DATA EXTRACT:
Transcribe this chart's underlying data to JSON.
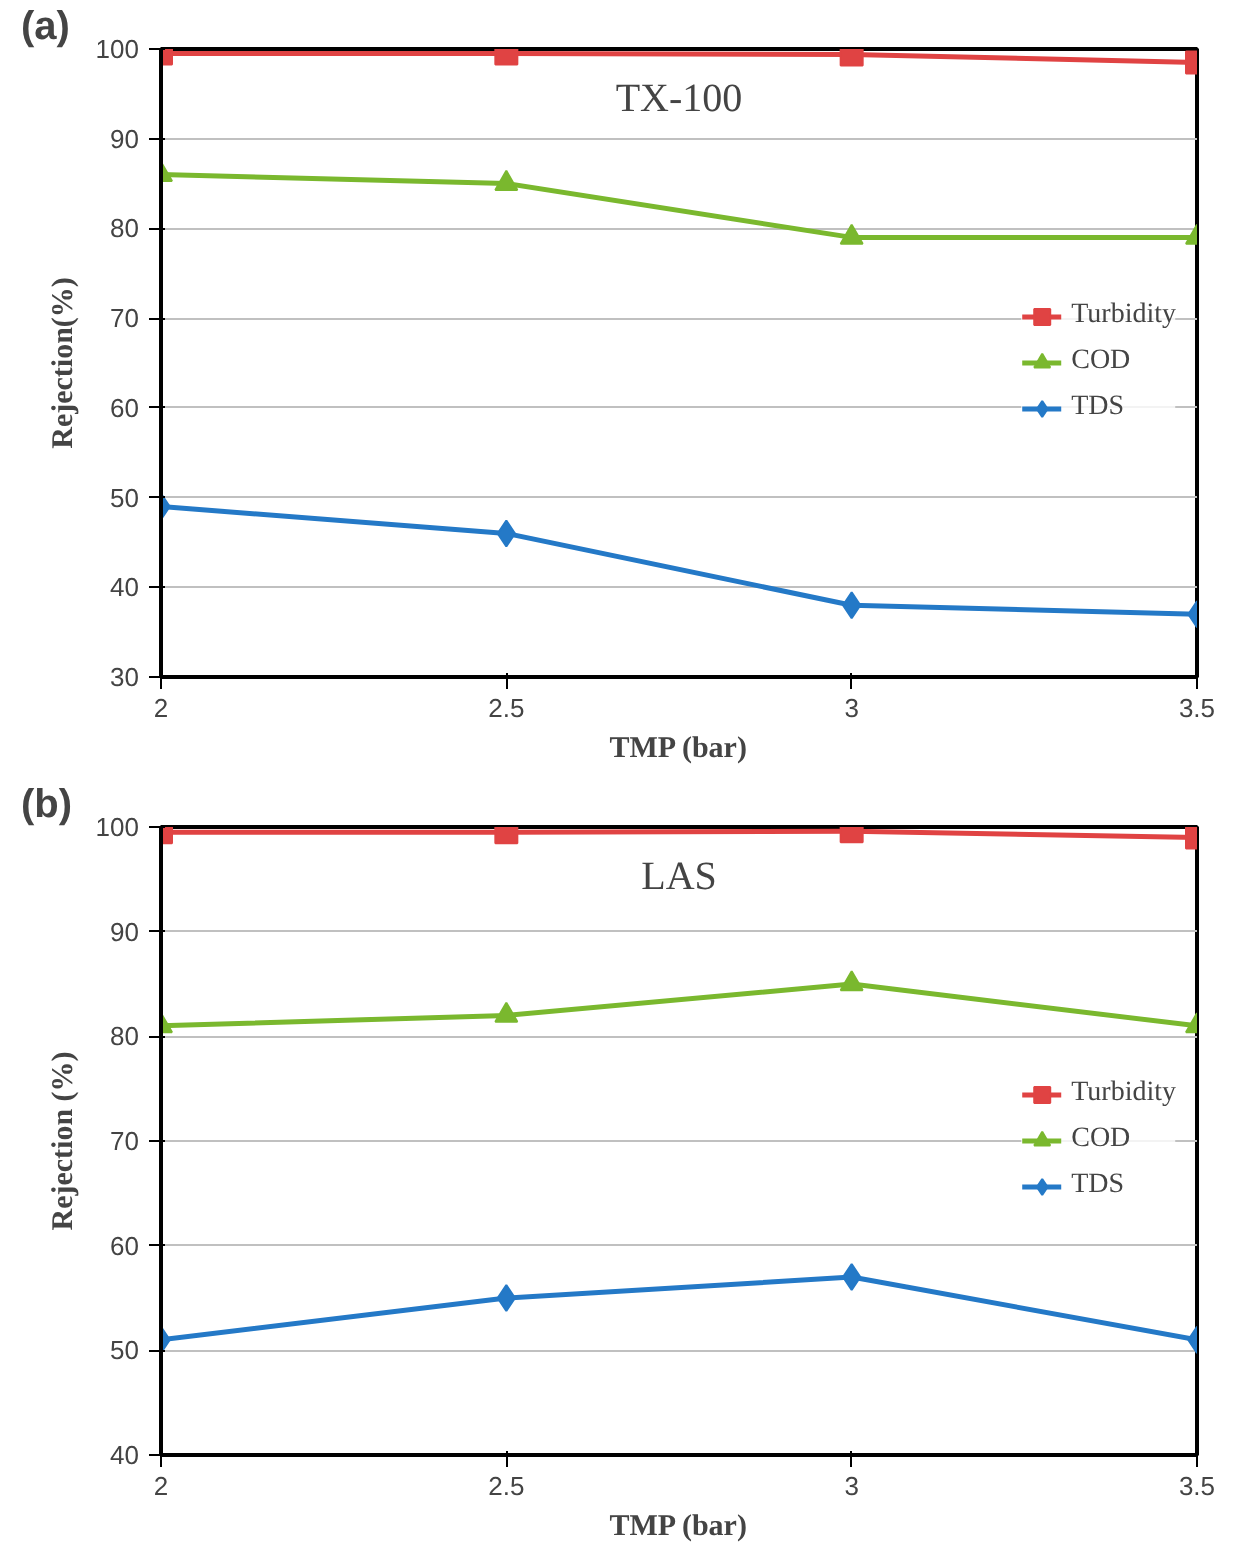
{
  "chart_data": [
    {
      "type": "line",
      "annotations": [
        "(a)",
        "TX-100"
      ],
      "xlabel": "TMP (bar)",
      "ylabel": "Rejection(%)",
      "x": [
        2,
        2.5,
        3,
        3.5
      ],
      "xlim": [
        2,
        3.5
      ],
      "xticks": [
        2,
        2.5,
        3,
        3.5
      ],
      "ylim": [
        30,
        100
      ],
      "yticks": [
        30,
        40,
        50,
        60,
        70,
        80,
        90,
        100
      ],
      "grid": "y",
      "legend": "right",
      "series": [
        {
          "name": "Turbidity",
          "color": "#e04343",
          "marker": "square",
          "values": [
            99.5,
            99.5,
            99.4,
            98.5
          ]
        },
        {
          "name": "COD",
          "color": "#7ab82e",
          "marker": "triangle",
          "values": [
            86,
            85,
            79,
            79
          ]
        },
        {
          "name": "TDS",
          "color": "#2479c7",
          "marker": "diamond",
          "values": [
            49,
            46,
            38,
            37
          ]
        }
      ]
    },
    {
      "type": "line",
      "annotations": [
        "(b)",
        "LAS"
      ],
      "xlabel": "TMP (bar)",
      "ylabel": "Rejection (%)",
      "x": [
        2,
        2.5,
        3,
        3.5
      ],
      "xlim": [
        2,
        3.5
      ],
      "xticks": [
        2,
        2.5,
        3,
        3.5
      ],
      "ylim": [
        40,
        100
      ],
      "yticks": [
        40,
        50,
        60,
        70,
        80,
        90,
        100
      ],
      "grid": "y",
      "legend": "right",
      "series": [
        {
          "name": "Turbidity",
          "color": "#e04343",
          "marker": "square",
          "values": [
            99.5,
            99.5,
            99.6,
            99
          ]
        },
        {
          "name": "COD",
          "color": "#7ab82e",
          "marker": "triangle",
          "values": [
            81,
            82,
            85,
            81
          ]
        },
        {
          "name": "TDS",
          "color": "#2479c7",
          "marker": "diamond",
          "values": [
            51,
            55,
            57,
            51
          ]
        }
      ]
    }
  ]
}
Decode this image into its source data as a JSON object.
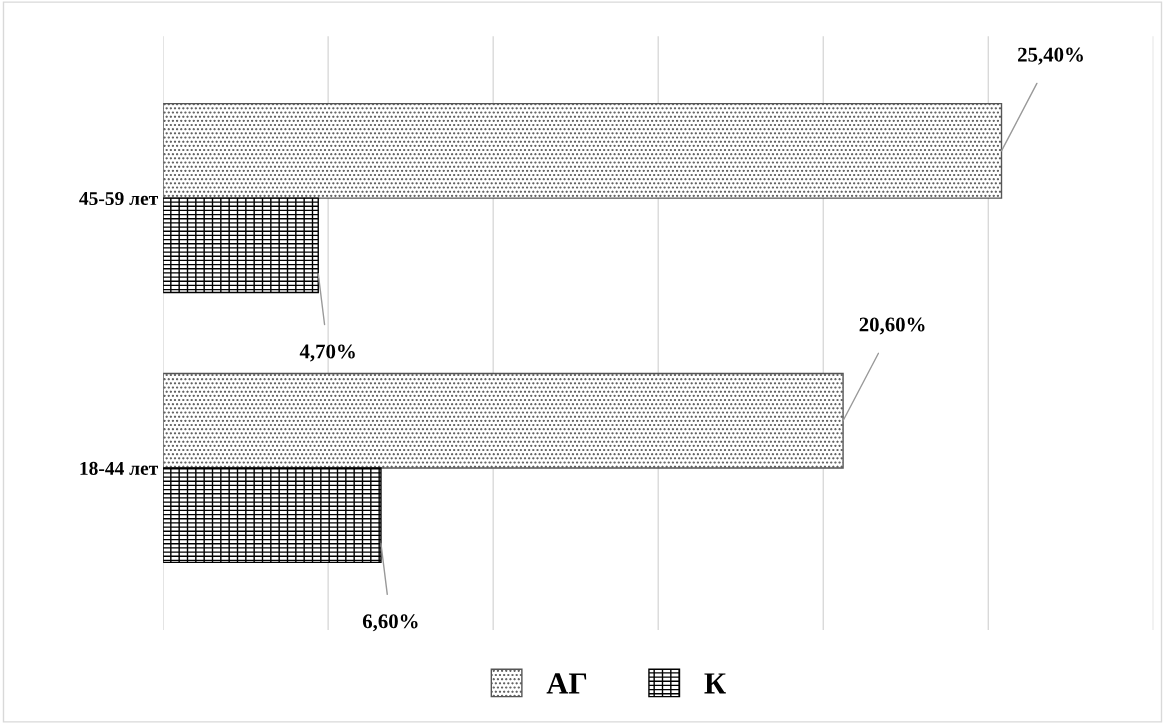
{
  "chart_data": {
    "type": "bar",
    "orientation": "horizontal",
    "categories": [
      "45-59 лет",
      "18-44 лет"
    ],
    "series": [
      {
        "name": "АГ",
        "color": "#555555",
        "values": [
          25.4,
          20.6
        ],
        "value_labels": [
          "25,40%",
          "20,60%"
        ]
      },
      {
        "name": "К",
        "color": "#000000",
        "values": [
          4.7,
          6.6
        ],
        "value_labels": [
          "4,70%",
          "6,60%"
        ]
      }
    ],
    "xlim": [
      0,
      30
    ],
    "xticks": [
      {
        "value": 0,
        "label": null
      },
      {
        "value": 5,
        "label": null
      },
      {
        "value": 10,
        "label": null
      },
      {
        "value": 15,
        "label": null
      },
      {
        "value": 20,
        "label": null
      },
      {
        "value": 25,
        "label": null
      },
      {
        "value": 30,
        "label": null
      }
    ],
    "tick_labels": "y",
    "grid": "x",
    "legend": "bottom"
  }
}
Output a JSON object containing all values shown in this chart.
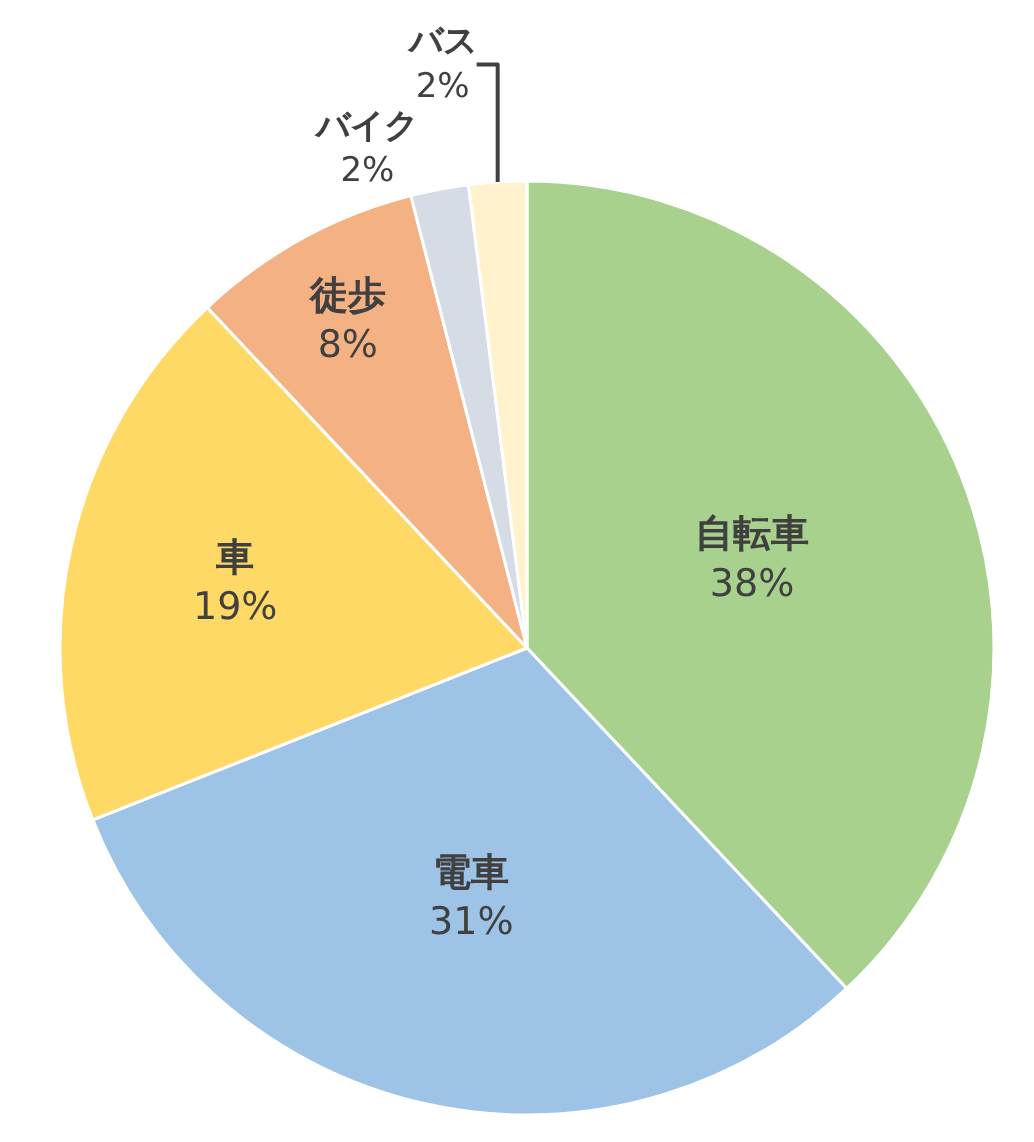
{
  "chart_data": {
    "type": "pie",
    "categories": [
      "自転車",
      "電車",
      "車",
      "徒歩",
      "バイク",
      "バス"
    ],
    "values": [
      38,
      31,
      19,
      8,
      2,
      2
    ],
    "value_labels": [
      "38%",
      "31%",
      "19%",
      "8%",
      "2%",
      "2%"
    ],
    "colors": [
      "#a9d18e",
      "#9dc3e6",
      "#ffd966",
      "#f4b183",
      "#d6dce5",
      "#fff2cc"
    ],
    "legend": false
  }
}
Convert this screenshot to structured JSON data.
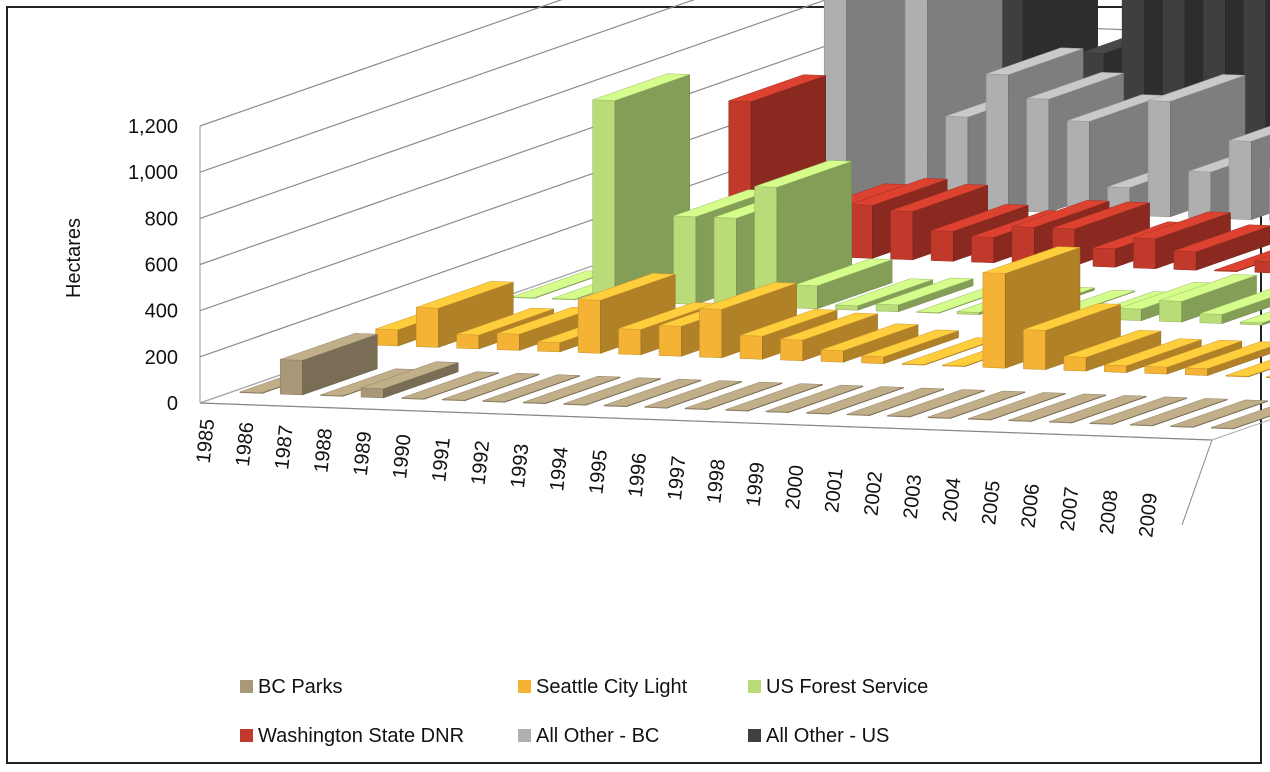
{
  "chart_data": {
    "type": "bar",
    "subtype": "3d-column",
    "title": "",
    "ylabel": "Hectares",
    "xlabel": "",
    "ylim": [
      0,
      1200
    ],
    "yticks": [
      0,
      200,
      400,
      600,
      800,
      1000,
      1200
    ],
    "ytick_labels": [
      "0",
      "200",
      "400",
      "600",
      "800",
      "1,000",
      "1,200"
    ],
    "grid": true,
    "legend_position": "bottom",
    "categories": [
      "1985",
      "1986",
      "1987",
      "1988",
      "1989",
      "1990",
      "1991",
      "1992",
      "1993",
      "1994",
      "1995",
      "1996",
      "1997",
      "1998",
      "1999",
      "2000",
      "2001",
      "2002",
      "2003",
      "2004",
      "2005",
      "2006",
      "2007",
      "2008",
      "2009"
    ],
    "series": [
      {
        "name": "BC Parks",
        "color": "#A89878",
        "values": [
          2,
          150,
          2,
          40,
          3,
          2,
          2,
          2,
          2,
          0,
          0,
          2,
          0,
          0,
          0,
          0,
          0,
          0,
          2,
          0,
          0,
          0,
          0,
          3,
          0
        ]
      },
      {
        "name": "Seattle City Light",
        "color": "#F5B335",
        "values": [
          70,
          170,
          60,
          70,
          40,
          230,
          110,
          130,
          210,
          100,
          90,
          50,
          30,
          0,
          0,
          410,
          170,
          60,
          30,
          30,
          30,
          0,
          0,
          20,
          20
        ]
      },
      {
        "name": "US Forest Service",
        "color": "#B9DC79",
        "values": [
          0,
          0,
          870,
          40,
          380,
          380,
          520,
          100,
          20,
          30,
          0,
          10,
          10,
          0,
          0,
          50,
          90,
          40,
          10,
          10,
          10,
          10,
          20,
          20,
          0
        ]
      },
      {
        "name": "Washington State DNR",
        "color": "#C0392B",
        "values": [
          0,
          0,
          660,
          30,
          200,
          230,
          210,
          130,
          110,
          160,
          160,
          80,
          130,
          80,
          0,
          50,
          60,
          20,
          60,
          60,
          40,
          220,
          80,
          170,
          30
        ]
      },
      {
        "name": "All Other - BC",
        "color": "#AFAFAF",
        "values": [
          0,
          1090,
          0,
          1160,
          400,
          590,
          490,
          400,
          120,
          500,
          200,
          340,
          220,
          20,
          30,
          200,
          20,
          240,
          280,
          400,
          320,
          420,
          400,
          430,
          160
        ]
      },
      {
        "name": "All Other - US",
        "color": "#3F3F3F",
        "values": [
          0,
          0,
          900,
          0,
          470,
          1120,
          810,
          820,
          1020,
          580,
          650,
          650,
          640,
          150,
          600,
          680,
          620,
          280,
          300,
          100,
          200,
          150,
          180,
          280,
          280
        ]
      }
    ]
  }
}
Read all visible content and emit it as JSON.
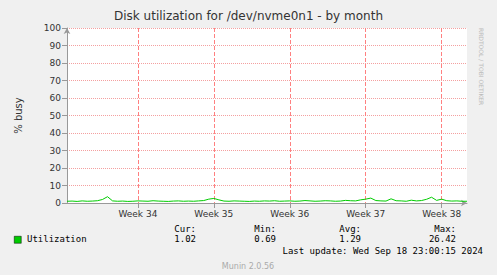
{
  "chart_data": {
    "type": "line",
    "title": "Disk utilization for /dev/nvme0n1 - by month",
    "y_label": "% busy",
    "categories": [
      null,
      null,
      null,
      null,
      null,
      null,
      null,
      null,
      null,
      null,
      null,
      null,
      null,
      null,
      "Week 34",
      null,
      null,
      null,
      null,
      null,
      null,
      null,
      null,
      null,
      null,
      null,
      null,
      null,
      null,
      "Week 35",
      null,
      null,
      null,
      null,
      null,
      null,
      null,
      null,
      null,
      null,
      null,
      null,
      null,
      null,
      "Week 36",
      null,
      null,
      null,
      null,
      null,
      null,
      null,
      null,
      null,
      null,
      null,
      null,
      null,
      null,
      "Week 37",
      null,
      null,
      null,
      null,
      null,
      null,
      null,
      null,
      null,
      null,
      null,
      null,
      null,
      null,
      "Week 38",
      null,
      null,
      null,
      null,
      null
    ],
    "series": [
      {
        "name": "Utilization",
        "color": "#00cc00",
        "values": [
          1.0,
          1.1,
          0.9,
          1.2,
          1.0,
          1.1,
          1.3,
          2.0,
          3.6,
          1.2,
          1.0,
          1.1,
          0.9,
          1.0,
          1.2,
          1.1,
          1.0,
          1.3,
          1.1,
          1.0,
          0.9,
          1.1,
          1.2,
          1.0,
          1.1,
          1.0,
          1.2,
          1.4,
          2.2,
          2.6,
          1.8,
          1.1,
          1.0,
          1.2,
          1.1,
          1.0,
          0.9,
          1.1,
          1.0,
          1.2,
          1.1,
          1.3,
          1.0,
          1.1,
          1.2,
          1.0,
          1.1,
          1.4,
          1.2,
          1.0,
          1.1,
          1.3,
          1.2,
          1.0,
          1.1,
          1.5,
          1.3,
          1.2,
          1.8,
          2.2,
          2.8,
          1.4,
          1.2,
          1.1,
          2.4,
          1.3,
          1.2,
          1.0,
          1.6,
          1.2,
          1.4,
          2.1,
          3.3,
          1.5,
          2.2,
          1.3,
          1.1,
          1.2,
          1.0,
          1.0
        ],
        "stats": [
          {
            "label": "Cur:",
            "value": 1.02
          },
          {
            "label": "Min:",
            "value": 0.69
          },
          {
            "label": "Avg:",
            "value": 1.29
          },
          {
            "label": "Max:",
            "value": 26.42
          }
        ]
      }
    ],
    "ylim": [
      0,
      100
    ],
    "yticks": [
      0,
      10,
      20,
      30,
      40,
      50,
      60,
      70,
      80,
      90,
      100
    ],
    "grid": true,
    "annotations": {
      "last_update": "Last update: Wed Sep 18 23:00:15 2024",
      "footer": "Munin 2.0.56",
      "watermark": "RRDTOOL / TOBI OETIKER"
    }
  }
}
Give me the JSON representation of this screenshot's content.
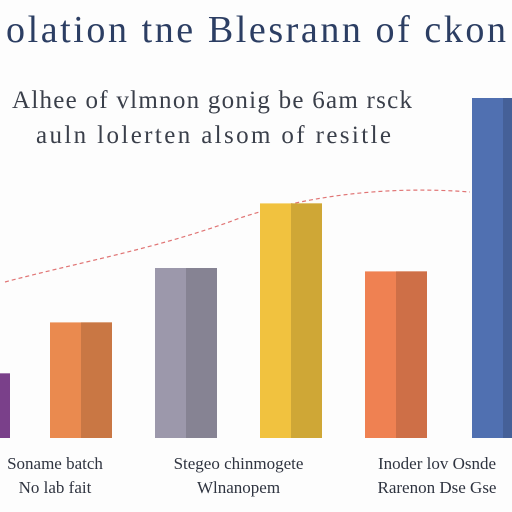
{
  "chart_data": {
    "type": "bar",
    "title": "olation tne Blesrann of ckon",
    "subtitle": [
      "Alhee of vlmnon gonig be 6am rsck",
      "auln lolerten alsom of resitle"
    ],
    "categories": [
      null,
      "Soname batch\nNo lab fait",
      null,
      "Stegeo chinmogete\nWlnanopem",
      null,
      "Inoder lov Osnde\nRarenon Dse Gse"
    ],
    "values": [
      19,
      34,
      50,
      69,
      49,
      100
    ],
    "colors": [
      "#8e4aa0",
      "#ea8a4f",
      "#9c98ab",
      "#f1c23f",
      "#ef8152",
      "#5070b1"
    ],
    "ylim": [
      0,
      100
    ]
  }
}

YOUR INSTRUCTIONS:
Take the line that contains "Give me the" and every line after it to the end of the records above; quote them exactly, leaving out the pictures.

SOLUTION FOR THIS EXERCISE:
Give me the JSON representation of this screenshot's content.
{
  "chart_data": {
    "type": "bar",
    "title": "olation tne Blesrann of ckon",
    "subtitle": [
      "Alhee of vlmnon gonig be 6am rsck",
      "auln lolerten alsom of resitle"
    ],
    "categories": [
      null,
      "Soname batch\nNo lab fait",
      null,
      "Stegeo chinmogete\nWlnanopem",
      null,
      "Inoder lov Osnde\nRarenon Dse Gse"
    ],
    "values": [
      19,
      34,
      50,
      69,
      49,
      100
    ],
    "colors": [
      "#8e4aa0",
      "#ea8a4f",
      "#9c98ab",
      "#f1c23f",
      "#ef8152",
      "#5070b1"
    ],
    "ylim": [
      0,
      100
    ]
  }
}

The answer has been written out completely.